# [Instruction]
Using the listing below, report all lines holding the word "言之有理即可".

:: Task material ::

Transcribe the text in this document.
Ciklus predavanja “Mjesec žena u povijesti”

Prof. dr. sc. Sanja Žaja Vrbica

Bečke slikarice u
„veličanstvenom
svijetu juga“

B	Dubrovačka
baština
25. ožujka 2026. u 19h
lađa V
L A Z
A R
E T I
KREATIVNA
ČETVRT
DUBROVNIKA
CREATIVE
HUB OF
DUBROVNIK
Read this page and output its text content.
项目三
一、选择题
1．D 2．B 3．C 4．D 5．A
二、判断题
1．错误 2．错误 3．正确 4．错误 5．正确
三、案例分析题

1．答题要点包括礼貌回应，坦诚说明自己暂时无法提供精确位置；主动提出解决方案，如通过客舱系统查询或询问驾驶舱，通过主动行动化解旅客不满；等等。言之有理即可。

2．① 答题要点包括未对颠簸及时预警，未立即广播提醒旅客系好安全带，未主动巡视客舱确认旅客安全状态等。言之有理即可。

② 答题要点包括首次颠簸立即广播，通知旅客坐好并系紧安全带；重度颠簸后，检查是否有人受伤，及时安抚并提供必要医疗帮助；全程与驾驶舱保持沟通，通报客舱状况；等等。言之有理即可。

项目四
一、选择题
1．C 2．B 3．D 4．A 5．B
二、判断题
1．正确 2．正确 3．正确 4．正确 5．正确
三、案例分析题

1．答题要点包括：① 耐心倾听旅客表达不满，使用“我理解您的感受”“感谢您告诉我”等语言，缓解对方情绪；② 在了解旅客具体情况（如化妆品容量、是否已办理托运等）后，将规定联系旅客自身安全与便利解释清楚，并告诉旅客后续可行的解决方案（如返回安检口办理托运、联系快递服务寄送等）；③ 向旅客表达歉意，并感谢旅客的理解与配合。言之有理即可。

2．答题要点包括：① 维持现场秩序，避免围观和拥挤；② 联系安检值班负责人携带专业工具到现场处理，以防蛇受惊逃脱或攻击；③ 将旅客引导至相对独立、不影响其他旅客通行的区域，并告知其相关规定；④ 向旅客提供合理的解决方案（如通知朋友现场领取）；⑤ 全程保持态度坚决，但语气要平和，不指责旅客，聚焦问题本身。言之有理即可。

:::

# [Solution]
1．答题要点包括礼貌回应，坦诚说明自己暂时无法提供精确位置；主动提出解决方案，如通过客舱系统查询或询问驾驶舱，通过主动行动化解旅客不满；等等。言之有理即可。
2．① 答题要点包括未对颠簸及时预警，未立即广播提醒旅客系好安全带，未主动巡视客舱确认旅客安全状态等。言之有理即可。
② 答题要点包括首次颠簸立即广播，通知旅客坐好并系紧安全带；重度颠簸后，检查是否有人受伤，及时安抚并提供必要医疗帮助；全程与驾驶舱保持沟通，通报客舱状况；等等。言之有理即可。
1．答题要点包括：① 耐心倾听旅客表达不满，使用“我理解您的感受”“感谢您告诉我”等语言，缓解对方情绪；② 在了解旅客具体情况（如化妆品容量、是否已办理托运等）后，将规定联系旅客自身安全与便利解释清楚，并告诉旅客后续可行的解决方案（如返回安检口办理托运、联系快递服务寄送等）；③ 向旅客表达歉意，并感谢旅客的理解与配合。言之有理即可。
2．答题要点包括：① 维持现场秩序，避免围观和拥挤；② 联系安检值班负责人携带专业工具到现场处理，以防蛇受惊逃脱或攻击；③ 将旅客引导至相对独立、不影响其他旅客通行的区域，并告知其相关规定；④ 向旅客提供合理的解决方案（如通知朋友现场领取）；⑤ 全程保持态度坚决，但语气要平和，不指责旅客，聚焦问题本身。言之有理即可。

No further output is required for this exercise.